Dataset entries
[start]
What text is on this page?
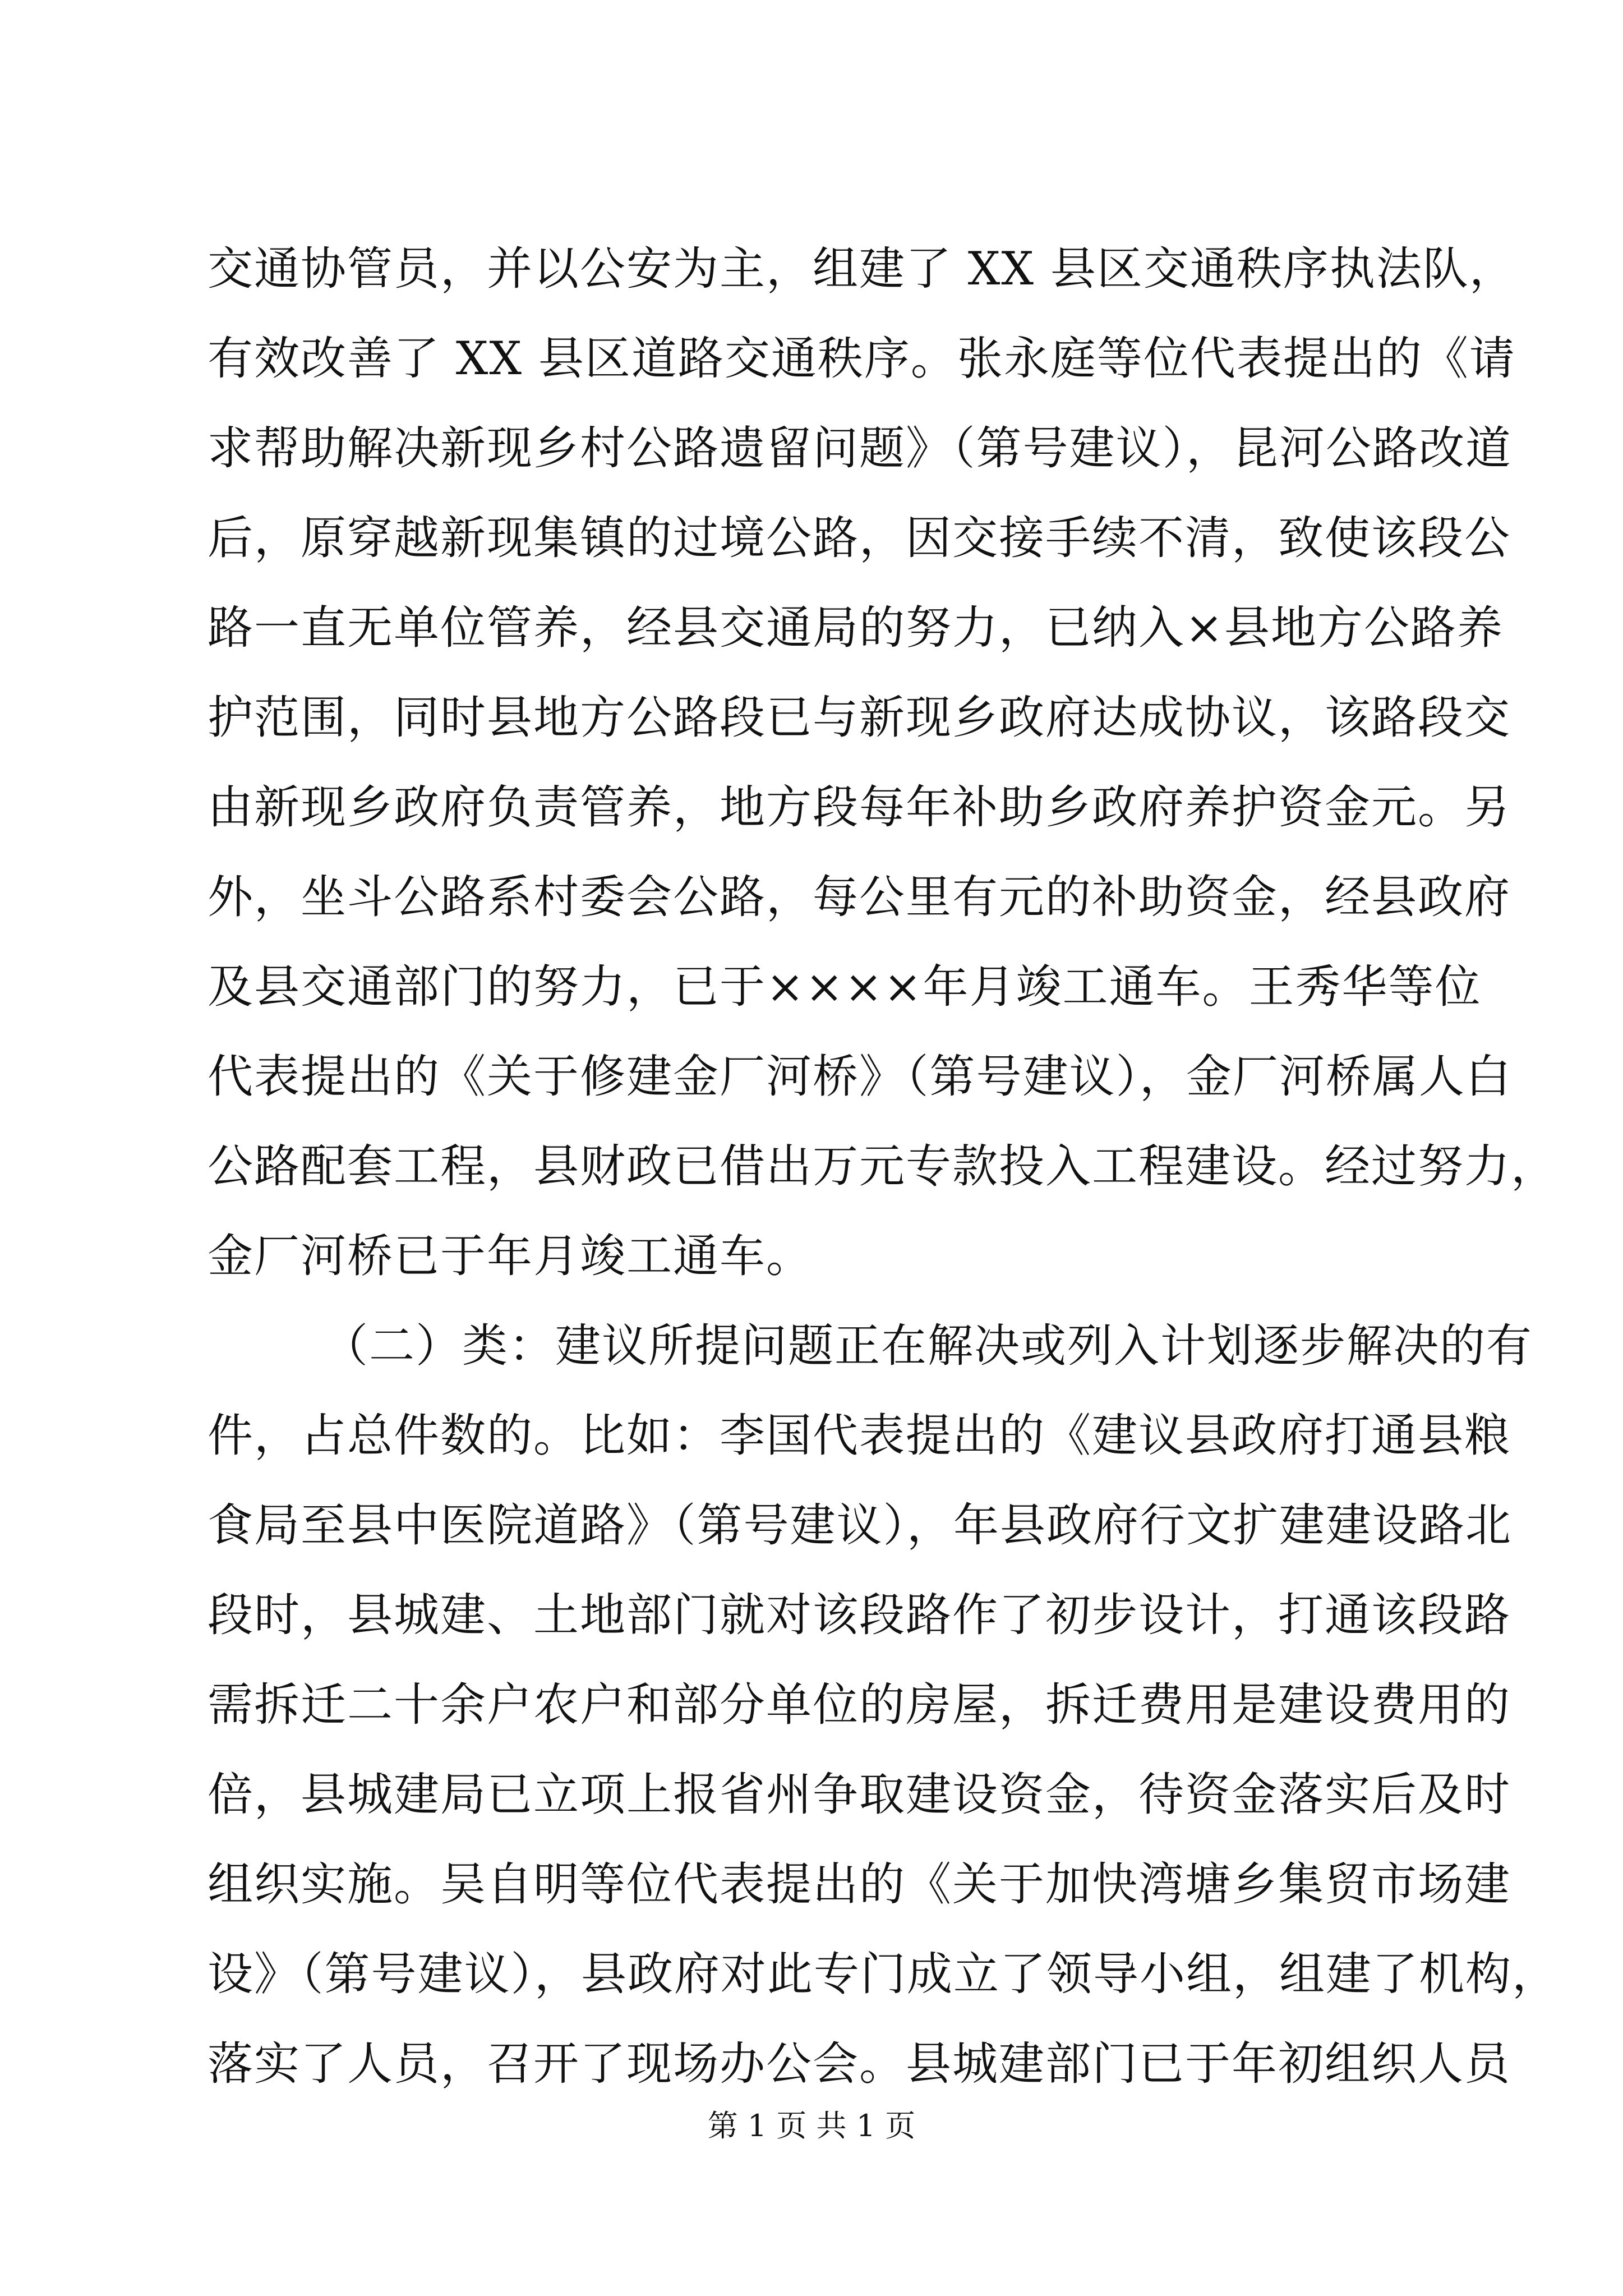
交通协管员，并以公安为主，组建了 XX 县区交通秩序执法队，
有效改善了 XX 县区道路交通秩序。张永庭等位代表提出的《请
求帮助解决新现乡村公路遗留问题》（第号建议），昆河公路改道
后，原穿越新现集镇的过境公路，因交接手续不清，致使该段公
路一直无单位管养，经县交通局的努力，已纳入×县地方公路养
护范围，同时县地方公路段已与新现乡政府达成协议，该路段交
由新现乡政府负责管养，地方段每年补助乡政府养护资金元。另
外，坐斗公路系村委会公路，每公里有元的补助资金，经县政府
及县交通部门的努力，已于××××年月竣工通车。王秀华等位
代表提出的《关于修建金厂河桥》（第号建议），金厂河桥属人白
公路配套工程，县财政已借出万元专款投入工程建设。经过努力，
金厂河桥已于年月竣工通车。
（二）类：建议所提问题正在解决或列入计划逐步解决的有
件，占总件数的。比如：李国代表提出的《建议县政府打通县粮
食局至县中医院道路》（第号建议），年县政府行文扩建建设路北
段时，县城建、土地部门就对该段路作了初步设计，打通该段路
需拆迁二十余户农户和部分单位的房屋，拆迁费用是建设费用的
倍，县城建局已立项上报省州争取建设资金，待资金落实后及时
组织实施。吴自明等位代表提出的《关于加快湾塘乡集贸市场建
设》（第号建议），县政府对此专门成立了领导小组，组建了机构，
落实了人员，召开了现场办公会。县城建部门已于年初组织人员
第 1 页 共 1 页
[end]
WORK INSTRUCTIONS: From the records given above, copy all lines containing "第号建议".

PROBLEM SOLUTION:
求帮助解决新现乡村公路遗留问题》（第号建议），昆河公路改道
代表提出的《关于修建金厂河桥》（第号建议），金厂河桥属人白
食局至县中医院道路》（第号建议），年县政府行文扩建建设路北
设》（第号建议），县政府对此专门成立了领导小组，组建了机构，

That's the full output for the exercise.